>>
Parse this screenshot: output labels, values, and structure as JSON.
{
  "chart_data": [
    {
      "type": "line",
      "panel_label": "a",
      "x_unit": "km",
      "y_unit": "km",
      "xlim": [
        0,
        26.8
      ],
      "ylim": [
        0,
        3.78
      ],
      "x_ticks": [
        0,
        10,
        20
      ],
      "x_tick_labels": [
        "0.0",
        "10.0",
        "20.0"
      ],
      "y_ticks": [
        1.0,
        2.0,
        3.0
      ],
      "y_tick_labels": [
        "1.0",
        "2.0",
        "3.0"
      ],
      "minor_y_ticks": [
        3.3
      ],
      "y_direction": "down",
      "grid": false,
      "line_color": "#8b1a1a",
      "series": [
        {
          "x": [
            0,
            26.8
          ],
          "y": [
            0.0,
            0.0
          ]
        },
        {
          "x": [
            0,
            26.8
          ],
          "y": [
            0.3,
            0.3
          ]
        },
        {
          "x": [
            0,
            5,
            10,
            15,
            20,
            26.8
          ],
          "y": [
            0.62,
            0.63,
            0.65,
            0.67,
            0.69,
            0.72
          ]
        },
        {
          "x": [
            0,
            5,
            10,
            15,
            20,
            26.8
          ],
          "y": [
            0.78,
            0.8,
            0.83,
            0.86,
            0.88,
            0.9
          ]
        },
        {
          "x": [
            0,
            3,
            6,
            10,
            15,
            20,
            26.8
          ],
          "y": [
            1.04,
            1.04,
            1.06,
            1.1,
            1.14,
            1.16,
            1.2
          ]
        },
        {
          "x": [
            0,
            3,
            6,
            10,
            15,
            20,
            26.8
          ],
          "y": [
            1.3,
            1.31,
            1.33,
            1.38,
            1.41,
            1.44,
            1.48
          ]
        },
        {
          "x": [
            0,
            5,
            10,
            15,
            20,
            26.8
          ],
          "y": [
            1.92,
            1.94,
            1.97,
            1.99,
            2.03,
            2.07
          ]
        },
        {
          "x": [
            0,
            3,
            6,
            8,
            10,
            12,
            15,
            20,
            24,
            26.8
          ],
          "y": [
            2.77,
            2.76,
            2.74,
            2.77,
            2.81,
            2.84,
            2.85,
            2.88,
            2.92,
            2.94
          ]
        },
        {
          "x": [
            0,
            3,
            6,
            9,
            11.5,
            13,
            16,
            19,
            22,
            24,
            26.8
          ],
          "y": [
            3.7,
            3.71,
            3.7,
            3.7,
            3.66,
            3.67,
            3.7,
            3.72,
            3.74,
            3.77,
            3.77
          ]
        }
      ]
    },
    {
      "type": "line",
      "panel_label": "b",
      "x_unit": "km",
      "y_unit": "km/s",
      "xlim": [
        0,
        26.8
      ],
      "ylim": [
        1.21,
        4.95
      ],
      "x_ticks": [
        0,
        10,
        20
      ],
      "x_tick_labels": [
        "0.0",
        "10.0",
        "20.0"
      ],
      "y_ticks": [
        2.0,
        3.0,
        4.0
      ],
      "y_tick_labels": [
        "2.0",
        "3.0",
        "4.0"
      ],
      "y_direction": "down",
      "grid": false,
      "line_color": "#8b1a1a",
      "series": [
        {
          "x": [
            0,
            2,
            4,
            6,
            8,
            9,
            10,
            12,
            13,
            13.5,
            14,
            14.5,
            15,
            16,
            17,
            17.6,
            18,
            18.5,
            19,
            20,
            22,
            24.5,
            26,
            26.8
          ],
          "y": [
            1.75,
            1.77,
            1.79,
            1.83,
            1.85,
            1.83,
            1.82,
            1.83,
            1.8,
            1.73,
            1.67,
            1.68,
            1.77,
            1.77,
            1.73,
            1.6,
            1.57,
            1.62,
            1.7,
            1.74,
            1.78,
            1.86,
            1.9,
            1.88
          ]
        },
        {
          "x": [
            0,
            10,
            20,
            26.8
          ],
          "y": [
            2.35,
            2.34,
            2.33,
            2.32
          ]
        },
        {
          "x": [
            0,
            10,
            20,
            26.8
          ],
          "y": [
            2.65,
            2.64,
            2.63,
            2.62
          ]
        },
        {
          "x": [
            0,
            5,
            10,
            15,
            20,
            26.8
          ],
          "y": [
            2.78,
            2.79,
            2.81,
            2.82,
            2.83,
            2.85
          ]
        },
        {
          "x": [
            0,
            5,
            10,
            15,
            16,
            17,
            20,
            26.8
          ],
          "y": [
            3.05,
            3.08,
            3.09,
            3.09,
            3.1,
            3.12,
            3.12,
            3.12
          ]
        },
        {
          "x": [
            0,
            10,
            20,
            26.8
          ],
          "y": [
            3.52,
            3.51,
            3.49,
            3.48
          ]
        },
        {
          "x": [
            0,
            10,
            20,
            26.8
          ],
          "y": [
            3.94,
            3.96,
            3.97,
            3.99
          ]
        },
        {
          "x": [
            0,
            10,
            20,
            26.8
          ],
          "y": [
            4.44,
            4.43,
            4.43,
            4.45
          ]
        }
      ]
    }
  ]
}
<<
TASK DIRECTIONS: Write out all the lines again, exactly as they are.

TASK SOLUTION:
Parse this screenshot: output labels, values, and structure as JSON.
{
  "chart_data": [
    {
      "type": "line",
      "panel_label": "a",
      "x_unit": "km",
      "y_unit": "km",
      "xlim": [
        0,
        26.8
      ],
      "ylim": [
        0,
        3.78
      ],
      "x_ticks": [
        0,
        10,
        20
      ],
      "x_tick_labels": [
        "0.0",
        "10.0",
        "20.0"
      ],
      "y_ticks": [
        1.0,
        2.0,
        3.0
      ],
      "y_tick_labels": [
        "1.0",
        "2.0",
        "3.0"
      ],
      "minor_y_ticks": [
        3.3
      ],
      "y_direction": "down",
      "grid": false,
      "line_color": "#8b1a1a",
      "series": [
        {
          "x": [
            0,
            26.8
          ],
          "y": [
            0.0,
            0.0
          ]
        },
        {
          "x": [
            0,
            26.8
          ],
          "y": [
            0.3,
            0.3
          ]
        },
        {
          "x": [
            0,
            5,
            10,
            15,
            20,
            26.8
          ],
          "y": [
            0.62,
            0.63,
            0.65,
            0.67,
            0.69,
            0.72
          ]
        },
        {
          "x": [
            0,
            5,
            10,
            15,
            20,
            26.8
          ],
          "y": [
            0.78,
            0.8,
            0.83,
            0.86,
            0.88,
            0.9
          ]
        },
        {
          "x": [
            0,
            3,
            6,
            10,
            15,
            20,
            26.8
          ],
          "y": [
            1.04,
            1.04,
            1.06,
            1.1,
            1.14,
            1.16,
            1.2
          ]
        },
        {
          "x": [
            0,
            3,
            6,
            10,
            15,
            20,
            26.8
          ],
          "y": [
            1.3,
            1.31,
            1.33,
            1.38,
            1.41,
            1.44,
            1.48
          ]
        },
        {
          "x": [
            0,
            5,
            10,
            15,
            20,
            26.8
          ],
          "y": [
            1.92,
            1.94,
            1.97,
            1.99,
            2.03,
            2.07
          ]
        },
        {
          "x": [
            0,
            3,
            6,
            8,
            10,
            12,
            15,
            20,
            24,
            26.8
          ],
          "y": [
            2.77,
            2.76,
            2.74,
            2.77,
            2.81,
            2.84,
            2.85,
            2.88,
            2.92,
            2.94
          ]
        },
        {
          "x": [
            0,
            3,
            6,
            9,
            11.5,
            13,
            16,
            19,
            22,
            24,
            26.8
          ],
          "y": [
            3.7,
            3.71,
            3.7,
            3.7,
            3.66,
            3.67,
            3.7,
            3.72,
            3.74,
            3.77,
            3.77
          ]
        }
      ]
    },
    {
      "type": "line",
      "panel_label": "b",
      "x_unit": "km",
      "y_unit": "km/s",
      "xlim": [
        0,
        26.8
      ],
      "ylim": [
        1.21,
        4.95
      ],
      "x_ticks": [
        0,
        10,
        20
      ],
      "x_tick_labels": [
        "0.0",
        "10.0",
        "20.0"
      ],
      "y_ticks": [
        2.0,
        3.0,
        4.0
      ],
      "y_tick_labels": [
        "2.0",
        "3.0",
        "4.0"
      ],
      "y_direction": "down",
      "grid": false,
      "line_color": "#8b1a1a",
      "series": [
        {
          "x": [
            0,
            2,
            4,
            6,
            8,
            9,
            10,
            12,
            13,
            13.5,
            14,
            14.5,
            15,
            16,
            17,
            17.6,
            18,
            18.5,
            19,
            20,
            22,
            24.5,
            26,
            26.8
          ],
          "y": [
            1.75,
            1.77,
            1.79,
            1.83,
            1.85,
            1.83,
            1.82,
            1.83,
            1.8,
            1.73,
            1.67,
            1.68,
            1.77,
            1.77,
            1.73,
            1.6,
            1.57,
            1.62,
            1.7,
            1.74,
            1.78,
            1.86,
            1.9,
            1.88
          ]
        },
        {
          "x": [
            0,
            10,
            20,
            26.8
          ],
          "y": [
            2.35,
            2.34,
            2.33,
            2.32
          ]
        },
        {
          "x": [
            0,
            10,
            20,
            26.8
          ],
          "y": [
            2.65,
            2.64,
            2.63,
            2.62
          ]
        },
        {
          "x": [
            0,
            5,
            10,
            15,
            20,
            26.8
          ],
          "y": [
            2.78,
            2.79,
            2.81,
            2.82,
            2.83,
            2.85
          ]
        },
        {
          "x": [
            0,
            5,
            10,
            15,
            16,
            17,
            20,
            26.8
          ],
          "y": [
            3.05,
            3.08,
            3.09,
            3.09,
            3.1,
            3.12,
            3.12,
            3.12
          ]
        },
        {
          "x": [
            0,
            10,
            20,
            26.8
          ],
          "y": [
            3.52,
            3.51,
            3.49,
            3.48
          ]
        },
        {
          "x": [
            0,
            10,
            20,
            26.8
          ],
          "y": [
            3.94,
            3.96,
            3.97,
            3.99
          ]
        },
        {
          "x": [
            0,
            10,
            20,
            26.8
          ],
          "y": [
            4.44,
            4.43,
            4.43,
            4.45
          ]
        }
      ]
    }
  ]
}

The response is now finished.